**Do this:**
Return a copy of every line in the records that includes the word "устроили".

(Extracted data entries)
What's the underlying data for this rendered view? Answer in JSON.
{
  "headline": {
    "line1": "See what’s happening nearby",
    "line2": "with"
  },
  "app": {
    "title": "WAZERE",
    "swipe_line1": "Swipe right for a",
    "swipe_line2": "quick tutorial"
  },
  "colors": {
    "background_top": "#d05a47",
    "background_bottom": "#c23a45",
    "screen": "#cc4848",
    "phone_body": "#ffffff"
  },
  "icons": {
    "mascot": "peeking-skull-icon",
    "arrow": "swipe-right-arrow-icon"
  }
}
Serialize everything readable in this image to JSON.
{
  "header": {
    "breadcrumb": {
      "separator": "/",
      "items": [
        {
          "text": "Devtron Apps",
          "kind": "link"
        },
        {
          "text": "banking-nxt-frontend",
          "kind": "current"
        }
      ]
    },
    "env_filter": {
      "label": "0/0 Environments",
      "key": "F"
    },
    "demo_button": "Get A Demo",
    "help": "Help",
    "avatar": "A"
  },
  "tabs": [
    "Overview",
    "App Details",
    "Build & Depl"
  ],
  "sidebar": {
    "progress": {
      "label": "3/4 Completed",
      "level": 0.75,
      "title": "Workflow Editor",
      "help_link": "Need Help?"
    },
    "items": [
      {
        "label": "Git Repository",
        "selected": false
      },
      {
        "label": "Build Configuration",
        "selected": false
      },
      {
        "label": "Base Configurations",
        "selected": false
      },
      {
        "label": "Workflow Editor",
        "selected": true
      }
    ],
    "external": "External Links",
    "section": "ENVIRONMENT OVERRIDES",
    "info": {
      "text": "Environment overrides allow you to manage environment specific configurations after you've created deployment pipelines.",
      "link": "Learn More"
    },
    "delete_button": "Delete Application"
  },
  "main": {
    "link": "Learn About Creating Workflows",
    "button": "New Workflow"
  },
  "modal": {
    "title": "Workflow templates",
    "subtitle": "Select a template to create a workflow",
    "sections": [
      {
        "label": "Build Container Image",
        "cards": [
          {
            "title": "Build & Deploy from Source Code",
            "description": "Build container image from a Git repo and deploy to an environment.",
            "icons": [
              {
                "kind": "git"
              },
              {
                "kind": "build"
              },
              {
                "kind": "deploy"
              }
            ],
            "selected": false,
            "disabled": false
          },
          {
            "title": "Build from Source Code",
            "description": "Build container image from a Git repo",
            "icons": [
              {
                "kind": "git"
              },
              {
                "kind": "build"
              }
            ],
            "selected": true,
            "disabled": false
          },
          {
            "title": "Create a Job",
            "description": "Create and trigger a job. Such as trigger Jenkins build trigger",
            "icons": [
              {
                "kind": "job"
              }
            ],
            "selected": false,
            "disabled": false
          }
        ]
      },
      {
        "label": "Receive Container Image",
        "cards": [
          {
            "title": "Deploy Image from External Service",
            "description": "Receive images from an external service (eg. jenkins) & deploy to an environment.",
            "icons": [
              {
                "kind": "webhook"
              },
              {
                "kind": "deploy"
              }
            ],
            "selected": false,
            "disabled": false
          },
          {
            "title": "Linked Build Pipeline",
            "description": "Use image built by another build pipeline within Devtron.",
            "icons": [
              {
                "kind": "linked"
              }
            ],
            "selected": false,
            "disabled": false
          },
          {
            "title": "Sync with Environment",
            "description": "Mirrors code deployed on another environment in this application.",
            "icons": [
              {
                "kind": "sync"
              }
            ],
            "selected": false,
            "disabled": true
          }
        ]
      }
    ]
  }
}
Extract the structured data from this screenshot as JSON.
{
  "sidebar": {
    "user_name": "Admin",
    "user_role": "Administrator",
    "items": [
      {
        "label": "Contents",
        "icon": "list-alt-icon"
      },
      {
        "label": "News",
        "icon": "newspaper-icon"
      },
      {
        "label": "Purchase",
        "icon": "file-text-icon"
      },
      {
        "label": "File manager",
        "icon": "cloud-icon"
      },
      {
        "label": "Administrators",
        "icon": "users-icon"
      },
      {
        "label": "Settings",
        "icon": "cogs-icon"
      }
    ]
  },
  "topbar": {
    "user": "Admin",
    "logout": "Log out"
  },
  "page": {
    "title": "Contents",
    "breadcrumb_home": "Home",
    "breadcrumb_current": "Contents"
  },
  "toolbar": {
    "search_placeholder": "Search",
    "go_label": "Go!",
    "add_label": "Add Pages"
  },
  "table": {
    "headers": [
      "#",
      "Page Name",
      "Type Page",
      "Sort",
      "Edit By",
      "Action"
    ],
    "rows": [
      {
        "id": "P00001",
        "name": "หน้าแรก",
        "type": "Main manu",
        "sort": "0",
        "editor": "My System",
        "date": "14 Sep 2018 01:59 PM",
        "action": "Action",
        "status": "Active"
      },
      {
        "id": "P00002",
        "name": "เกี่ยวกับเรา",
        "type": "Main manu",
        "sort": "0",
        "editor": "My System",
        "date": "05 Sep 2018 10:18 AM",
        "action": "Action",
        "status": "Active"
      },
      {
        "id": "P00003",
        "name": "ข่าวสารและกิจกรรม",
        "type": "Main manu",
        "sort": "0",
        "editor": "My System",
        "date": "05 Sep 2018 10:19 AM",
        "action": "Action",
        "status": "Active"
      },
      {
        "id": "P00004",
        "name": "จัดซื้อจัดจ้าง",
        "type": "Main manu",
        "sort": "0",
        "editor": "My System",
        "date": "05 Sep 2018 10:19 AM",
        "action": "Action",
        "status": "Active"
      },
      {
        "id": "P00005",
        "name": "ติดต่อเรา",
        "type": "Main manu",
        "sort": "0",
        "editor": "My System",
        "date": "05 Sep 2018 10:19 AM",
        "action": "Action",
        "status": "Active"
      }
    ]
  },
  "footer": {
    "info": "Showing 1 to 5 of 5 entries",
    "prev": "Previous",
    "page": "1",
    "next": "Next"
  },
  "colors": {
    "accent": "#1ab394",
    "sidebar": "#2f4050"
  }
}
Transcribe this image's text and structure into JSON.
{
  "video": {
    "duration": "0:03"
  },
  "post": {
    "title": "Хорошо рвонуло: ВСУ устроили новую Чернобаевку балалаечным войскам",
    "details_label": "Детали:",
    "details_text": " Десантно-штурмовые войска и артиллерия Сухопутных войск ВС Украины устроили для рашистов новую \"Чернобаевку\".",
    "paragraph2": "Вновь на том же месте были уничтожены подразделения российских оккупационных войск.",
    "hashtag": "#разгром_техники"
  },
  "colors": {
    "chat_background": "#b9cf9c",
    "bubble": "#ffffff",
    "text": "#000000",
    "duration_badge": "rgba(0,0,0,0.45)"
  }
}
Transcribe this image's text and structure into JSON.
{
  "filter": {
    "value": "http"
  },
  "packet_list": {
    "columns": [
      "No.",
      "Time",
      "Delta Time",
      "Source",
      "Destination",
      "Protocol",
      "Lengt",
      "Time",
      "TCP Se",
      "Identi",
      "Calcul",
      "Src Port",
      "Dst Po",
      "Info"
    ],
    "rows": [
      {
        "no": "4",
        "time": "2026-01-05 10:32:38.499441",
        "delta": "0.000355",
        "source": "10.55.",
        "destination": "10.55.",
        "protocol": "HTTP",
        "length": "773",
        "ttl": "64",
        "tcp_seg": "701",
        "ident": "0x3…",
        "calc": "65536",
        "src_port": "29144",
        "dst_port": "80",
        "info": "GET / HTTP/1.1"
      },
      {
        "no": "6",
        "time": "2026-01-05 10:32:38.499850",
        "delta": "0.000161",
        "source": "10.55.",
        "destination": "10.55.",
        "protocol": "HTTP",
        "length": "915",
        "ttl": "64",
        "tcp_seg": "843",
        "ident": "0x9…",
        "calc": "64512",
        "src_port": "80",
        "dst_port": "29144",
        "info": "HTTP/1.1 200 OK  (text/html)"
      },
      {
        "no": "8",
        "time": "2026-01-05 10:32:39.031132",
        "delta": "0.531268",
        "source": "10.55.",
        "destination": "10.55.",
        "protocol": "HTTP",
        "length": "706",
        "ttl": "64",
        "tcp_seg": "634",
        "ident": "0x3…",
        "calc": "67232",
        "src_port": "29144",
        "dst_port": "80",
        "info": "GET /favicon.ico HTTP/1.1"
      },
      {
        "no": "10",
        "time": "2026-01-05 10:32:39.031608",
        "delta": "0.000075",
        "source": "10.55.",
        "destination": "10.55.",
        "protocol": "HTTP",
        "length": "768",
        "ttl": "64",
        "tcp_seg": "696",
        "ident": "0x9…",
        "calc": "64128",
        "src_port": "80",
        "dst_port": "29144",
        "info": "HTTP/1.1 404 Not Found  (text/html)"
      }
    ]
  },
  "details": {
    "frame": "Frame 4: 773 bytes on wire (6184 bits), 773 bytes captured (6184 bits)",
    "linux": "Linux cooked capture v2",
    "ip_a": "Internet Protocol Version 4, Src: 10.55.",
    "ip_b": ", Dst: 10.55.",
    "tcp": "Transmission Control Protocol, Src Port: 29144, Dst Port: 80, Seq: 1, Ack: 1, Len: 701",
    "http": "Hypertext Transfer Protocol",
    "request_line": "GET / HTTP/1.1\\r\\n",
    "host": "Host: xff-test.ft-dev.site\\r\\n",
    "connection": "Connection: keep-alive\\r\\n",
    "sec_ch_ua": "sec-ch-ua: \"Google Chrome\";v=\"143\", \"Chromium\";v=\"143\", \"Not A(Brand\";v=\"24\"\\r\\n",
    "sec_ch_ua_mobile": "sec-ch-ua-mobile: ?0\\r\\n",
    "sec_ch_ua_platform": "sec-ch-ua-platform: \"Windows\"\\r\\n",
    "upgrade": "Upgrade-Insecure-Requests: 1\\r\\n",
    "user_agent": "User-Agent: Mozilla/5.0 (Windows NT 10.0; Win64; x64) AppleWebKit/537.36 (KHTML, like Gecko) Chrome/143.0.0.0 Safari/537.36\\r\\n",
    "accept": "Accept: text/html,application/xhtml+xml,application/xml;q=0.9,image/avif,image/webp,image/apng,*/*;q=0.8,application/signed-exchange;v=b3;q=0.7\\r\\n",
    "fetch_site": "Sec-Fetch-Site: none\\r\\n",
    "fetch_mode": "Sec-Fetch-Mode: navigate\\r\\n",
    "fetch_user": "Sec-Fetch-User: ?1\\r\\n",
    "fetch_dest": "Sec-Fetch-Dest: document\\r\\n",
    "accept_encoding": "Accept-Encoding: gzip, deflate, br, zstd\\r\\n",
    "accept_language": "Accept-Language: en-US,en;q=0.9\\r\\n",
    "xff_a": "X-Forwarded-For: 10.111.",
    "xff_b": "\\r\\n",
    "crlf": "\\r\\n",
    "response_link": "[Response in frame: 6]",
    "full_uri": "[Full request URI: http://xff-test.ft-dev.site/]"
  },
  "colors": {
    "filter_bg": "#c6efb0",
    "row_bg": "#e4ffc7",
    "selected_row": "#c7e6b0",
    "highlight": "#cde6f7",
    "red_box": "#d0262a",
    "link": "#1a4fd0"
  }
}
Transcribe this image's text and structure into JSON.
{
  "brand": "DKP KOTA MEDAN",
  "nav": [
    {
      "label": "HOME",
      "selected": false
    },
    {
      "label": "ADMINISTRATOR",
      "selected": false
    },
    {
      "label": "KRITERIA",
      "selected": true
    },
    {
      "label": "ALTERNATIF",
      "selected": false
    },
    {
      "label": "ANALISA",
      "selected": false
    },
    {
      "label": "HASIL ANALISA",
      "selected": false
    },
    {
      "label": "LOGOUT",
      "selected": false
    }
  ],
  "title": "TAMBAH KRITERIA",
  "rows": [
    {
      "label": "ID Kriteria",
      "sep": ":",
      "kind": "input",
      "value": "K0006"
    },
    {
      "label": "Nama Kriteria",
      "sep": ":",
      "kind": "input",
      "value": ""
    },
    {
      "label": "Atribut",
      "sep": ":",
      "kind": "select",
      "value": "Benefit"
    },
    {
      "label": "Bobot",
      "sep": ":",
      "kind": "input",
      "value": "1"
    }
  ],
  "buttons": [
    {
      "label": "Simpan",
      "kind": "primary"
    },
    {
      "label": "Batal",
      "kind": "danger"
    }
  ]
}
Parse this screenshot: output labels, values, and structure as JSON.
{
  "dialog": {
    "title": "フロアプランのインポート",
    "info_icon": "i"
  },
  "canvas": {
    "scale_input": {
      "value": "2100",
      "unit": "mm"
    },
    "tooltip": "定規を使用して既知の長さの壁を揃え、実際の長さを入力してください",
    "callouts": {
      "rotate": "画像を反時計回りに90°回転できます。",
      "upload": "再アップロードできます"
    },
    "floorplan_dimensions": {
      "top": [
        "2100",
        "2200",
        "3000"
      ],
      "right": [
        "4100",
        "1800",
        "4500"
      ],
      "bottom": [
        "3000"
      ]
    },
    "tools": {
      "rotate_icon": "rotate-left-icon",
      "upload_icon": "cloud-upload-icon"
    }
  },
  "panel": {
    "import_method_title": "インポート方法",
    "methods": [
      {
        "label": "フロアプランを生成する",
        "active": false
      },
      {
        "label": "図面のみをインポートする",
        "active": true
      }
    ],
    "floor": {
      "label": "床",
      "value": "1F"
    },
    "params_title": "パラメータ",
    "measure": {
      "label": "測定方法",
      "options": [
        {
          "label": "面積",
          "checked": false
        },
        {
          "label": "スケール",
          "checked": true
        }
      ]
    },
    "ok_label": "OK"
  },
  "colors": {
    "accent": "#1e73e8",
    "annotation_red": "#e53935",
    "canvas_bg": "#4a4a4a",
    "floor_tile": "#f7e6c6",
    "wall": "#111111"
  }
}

**Task output:**
    "title": "Хорошо рвонуло: ВСУ устроили новую Чернобаевку балалаечным войскам",
    "details_text": " Десантно-штурмовые войска и артиллерия Сухопутных войск ВС Украины устроили для рашистов новую \"Чернобаевку\".",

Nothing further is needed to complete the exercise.